## Start Working data

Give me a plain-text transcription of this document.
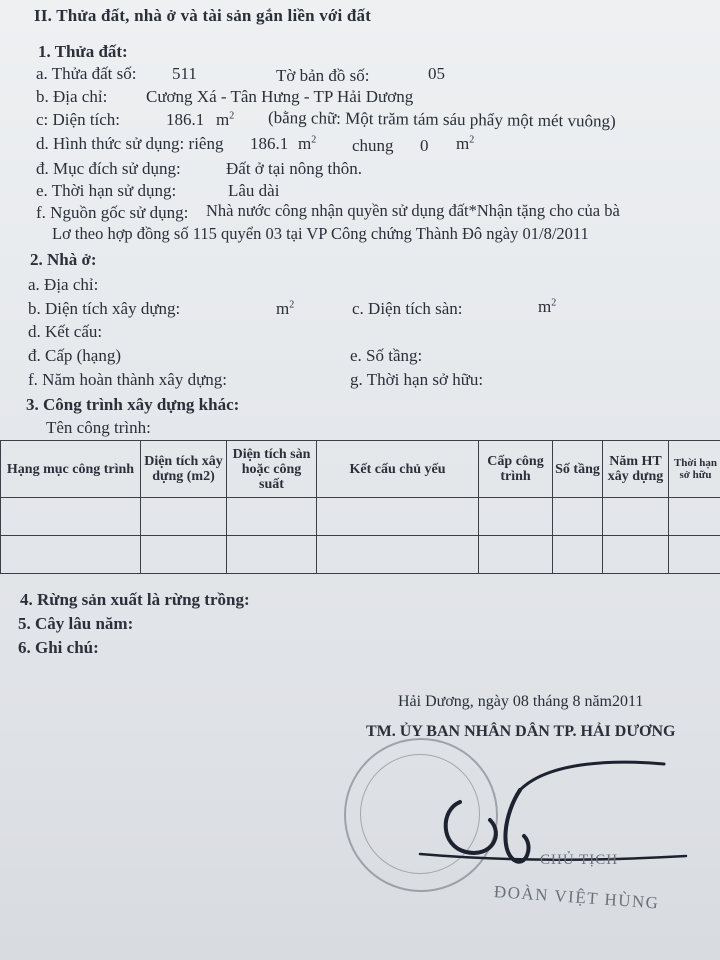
II. Thửa đất, nhà ở và tài sản gắn liền với đất
1. Thửa đất:
a. Thửa đất số: 511	Tờ bản đồ số:	05
b. Địa chỉ: Cương Xá - Tân Hưng - TP Hải Dương
c: Diện tích:	186.1 $m^2$ (bằng chữ: Một trăm tám sáu phẩy một mét vuông)
d. Hình thức sử dụng: riêng 186.1 $m^2$ chung 0 $m^2$
đ. Mục đích sử dụng:	Đất ở tại nông thôn.
e. Thời hạn sử dụng:	Lâu dài
f. Nguồn gốc sử dụng: Nhà nước công nhận quyền sử dụng đất*Nhận tặng cho của bà
Lơ theo hợp đồng số 115 quyển 03 tại VP Công chứng Thành Đô ngày 01/8/2011
2. Nhà ở:
a. Địa chỉ:
b. Diện tích xây dựng:	$m^2$	c. Diện tích sàn:	$m^2$
d. Kết cấu:
đ. Cấp (hạng)	e. Số tầng:
f. Năm hoàn thành xây dựng:	g. Thời hạn sở hữu:
3. Công trình xây dựng khác:
Tên công trình:
Hạng mục công trình	Diện tích xây dựng (m2)	Diện tích sàn hoặc công suất	Kết cấu chủ yếu	Cấp công trình	Số tầng	Năm HT xây dựng	Thời hạn sở hữu

4. Rừng sản xuất là rừng trồng:
5. Cây lâu năm:
6. Ghi chú:
Hải Dương, ngày 08 tháng 8 năm2011
TM. ỦY BAN NHÂN DÂN TP. HẢI DƯƠNG
CHỦ TỊCH
ĐOÀN VIỆT HÙNG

## End Working data

** Problem to work on **
Skipping the pictures, transcribe each line above exactly as it appears.

** Answer **
Give me a plain-text transcription of this document.
II. Thửa đất, nhà ở và tài sản gắn liền với đất
1. Thửa đất:
a. Thửa đất số: 511	Tờ bản đồ số:	05
b. Địa chỉ: Cương Xá - Tân Hưng - TP Hải Dương
c: Diện tích:	186.1 $m^2$ (bằng chữ: Một trăm tám sáu phẩy một mét vuông)
d. Hình thức sử dụng: riêng 186.1 $m^2$ chung 0 $m^2$
đ. Mục đích sử dụng:	Đất ở tại nông thôn.
e. Thời hạn sử dụng:	Lâu dài
f. Nguồn gốc sử dụng: Nhà nước công nhận quyền sử dụng đất*Nhận tặng cho của bà
Lơ theo hợp đồng số 115 quyển 03 tại VP Công chứng Thành Đô ngày 01/8/2011
2. Nhà ở:
a. Địa chỉ:
b. Diện tích xây dựng:	$m^2$	c. Diện tích sàn:	$m^2$
d. Kết cấu:
đ. Cấp (hạng)	e. Số tầng:
f. Năm hoàn thành xây dựng:	g. Thời hạn sở hữu:
3. Công trình xây dựng khác:
Tên công trình:
Hạng mục công trình	Diện tích xây dựng (m2)	Diện tích sàn hoặc công suất	Kết cấu chủ yếu	Cấp công trình	Số tầng	Năm HT xây dựng	Thời hạn sở hữu

4. Rừng sản xuất là rừng trồng:
5. Cây lâu năm:
6. Ghi chú:
Hải Dương, ngày 08 tháng 8 năm2011
TM. ỦY BAN NHÂN DÂN TP. HẢI DƯƠNG
CHỦ TỊCH
ĐOÀN VIỆT HÙNG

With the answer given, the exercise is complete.